▶ Do this: Below is a listing. Gather each line of it that contains "虽渐渐走远".

▶ Data lines:
(begin)

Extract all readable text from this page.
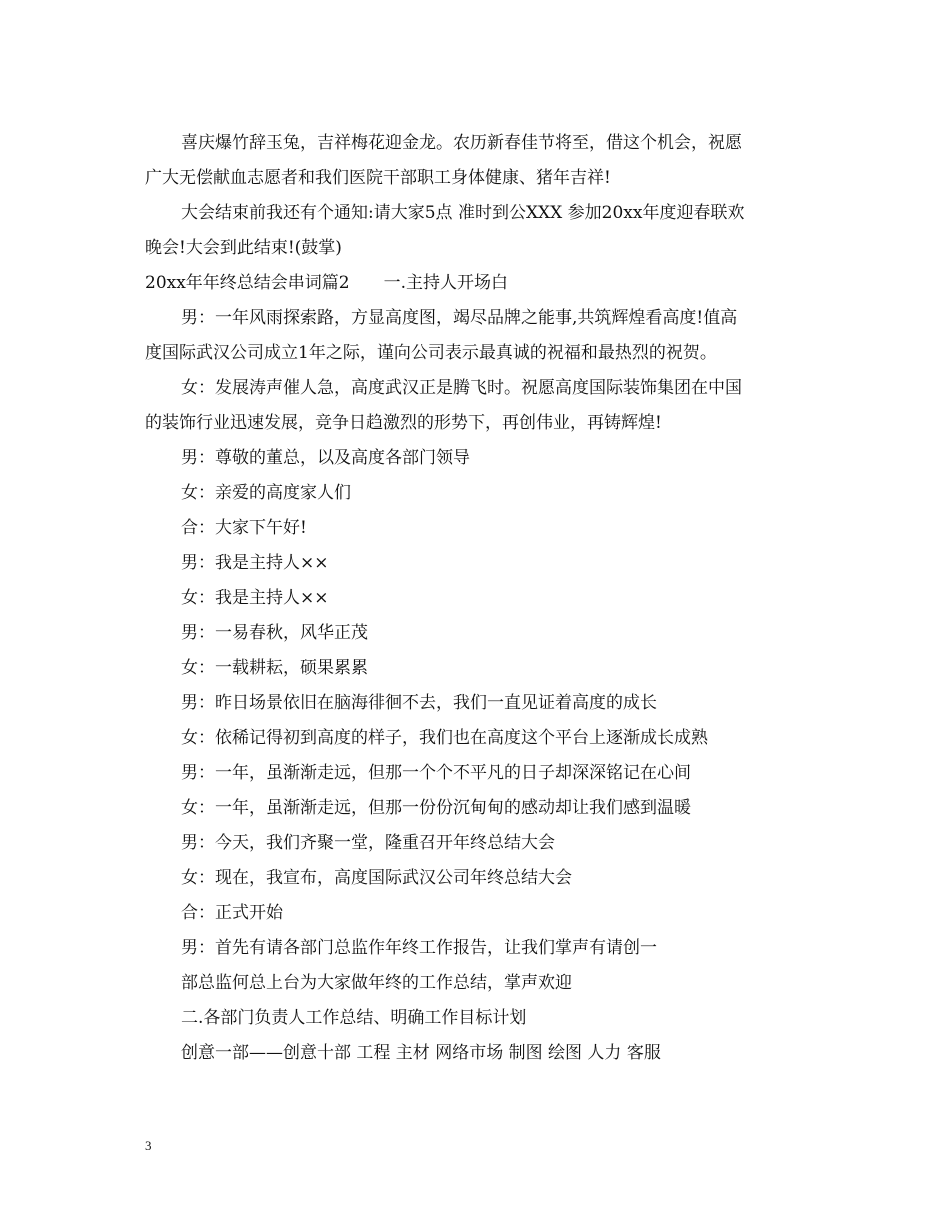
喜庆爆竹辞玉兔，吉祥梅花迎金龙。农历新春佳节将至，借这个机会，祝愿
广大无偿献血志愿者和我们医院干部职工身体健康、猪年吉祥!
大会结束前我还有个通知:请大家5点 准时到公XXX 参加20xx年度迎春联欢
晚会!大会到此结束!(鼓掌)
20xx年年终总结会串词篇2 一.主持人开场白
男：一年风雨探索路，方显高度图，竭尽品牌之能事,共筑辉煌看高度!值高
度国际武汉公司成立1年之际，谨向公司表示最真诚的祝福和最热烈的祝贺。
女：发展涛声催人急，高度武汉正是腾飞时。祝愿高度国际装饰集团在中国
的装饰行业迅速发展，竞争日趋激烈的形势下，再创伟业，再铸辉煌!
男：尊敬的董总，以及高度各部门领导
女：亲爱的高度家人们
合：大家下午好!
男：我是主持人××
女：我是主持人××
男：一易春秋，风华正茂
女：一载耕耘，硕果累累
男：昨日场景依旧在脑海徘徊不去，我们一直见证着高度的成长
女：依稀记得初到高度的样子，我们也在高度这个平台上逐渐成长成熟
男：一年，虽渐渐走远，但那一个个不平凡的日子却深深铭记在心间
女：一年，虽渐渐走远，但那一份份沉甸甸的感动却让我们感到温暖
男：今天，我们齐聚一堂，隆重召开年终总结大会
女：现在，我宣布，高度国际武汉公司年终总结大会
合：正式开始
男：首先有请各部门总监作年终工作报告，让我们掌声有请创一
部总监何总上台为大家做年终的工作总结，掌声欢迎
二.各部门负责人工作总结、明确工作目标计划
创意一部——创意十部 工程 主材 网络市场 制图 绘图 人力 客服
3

(end)
(begin)

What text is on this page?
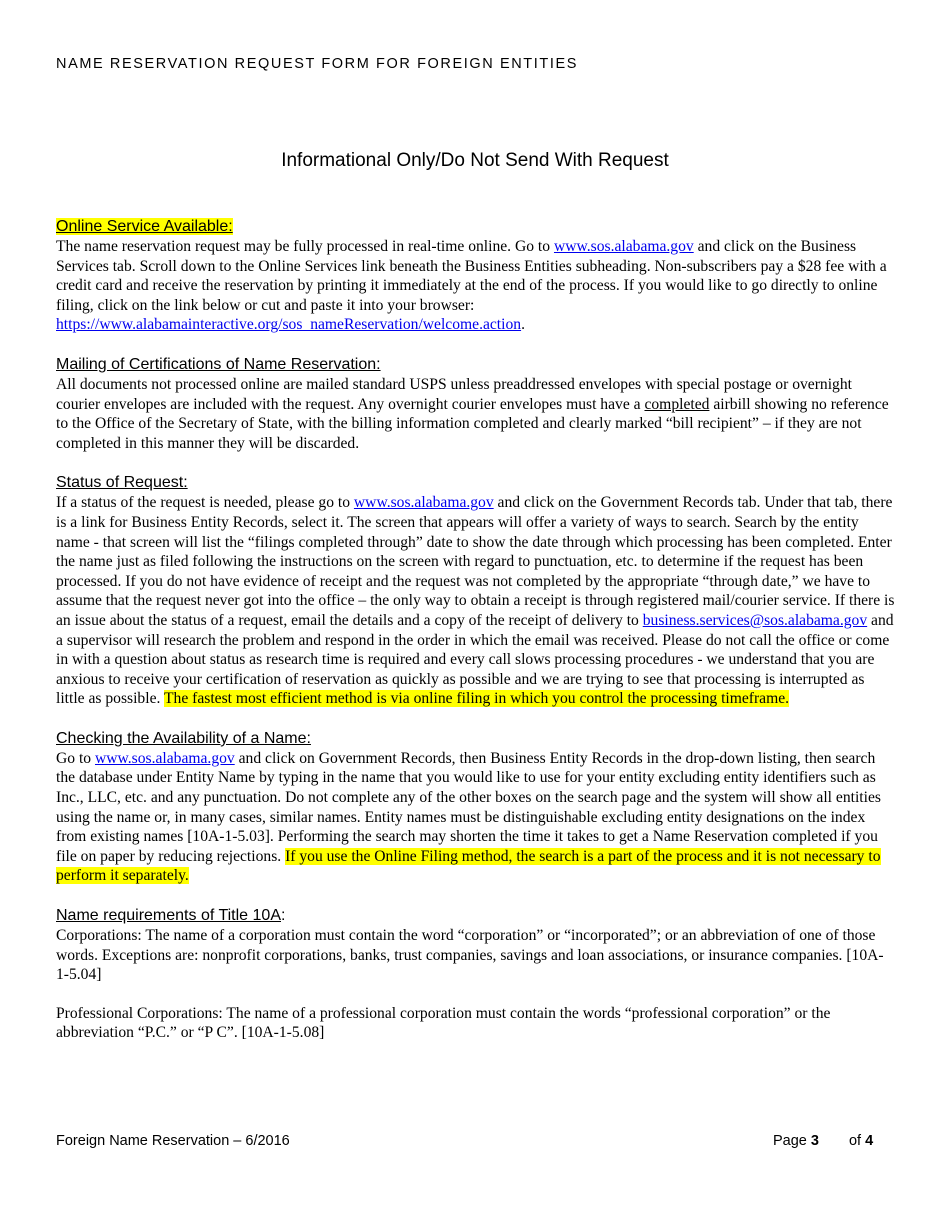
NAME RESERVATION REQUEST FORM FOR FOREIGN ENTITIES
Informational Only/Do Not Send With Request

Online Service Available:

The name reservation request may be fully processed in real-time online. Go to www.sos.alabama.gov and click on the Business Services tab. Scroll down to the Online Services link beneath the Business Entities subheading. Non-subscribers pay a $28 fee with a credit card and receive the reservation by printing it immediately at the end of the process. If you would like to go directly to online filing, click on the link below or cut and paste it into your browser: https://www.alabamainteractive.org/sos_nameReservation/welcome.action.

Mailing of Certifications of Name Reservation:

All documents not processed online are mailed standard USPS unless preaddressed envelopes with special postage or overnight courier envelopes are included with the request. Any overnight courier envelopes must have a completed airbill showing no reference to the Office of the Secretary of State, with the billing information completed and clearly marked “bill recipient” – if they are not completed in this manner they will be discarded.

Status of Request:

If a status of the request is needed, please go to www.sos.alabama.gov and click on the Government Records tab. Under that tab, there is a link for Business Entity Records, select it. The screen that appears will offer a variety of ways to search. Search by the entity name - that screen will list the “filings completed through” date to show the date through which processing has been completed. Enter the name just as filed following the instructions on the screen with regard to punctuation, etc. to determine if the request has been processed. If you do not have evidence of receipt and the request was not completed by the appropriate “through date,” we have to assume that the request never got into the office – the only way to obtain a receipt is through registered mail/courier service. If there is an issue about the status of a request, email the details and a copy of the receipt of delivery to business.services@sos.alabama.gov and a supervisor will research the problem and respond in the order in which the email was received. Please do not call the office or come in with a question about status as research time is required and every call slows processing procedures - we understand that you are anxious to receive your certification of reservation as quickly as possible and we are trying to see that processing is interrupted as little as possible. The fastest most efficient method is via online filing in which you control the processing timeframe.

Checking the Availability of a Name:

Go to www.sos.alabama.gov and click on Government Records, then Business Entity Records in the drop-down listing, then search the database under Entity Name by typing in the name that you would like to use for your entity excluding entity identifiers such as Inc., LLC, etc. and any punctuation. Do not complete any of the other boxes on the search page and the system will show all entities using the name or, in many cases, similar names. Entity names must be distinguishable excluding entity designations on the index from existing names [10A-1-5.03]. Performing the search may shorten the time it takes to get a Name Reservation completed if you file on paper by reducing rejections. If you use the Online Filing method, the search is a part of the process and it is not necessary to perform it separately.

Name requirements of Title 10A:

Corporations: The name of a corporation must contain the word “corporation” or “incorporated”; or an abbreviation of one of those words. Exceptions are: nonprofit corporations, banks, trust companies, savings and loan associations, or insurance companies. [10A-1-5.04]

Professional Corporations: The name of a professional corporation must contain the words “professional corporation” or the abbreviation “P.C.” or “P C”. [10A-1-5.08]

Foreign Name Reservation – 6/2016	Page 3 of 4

(end)
(begin)

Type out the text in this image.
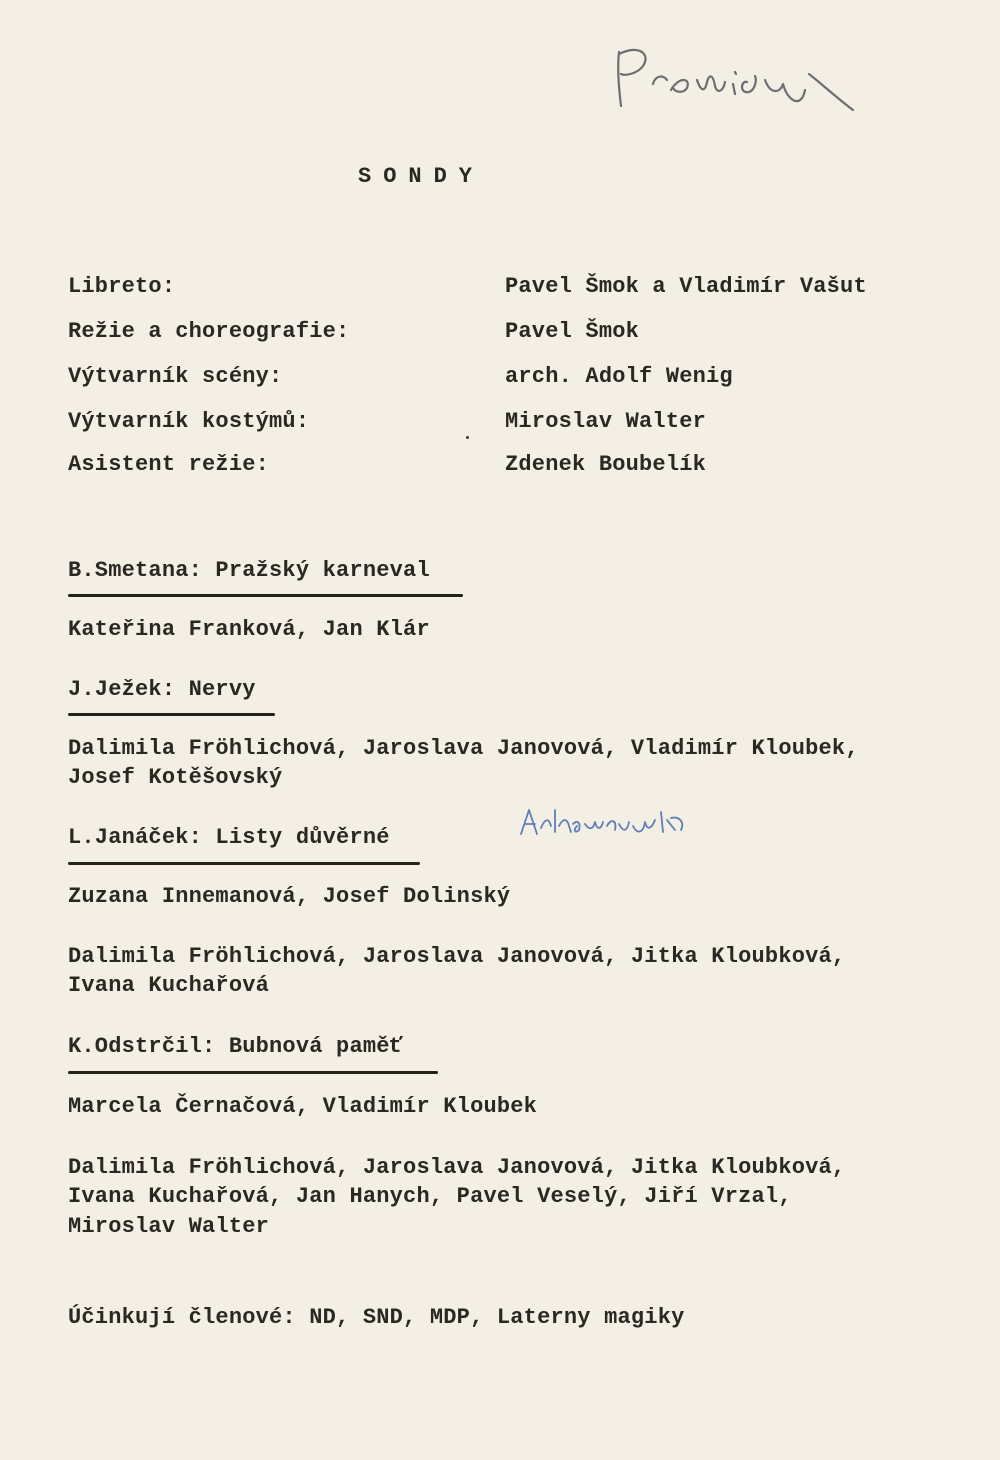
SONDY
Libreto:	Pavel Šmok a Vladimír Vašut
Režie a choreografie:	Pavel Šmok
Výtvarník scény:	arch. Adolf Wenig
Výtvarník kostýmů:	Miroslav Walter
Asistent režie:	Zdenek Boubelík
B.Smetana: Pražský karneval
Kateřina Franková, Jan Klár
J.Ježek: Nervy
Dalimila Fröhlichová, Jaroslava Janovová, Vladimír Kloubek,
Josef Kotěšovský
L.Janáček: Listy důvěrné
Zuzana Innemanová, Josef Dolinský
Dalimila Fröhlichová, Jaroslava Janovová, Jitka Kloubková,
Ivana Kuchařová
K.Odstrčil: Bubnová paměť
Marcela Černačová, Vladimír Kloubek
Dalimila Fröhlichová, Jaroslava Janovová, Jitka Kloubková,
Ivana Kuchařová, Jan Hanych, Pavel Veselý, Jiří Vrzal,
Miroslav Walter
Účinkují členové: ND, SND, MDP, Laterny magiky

(end)

▶ Exercise response:
男：一年，虽渐渐走远，但那一个个不平凡的日子却深深铭记在心间
女：一年，虽渐渐走远，但那一份份沉甸甸的感动却让我们感到温暖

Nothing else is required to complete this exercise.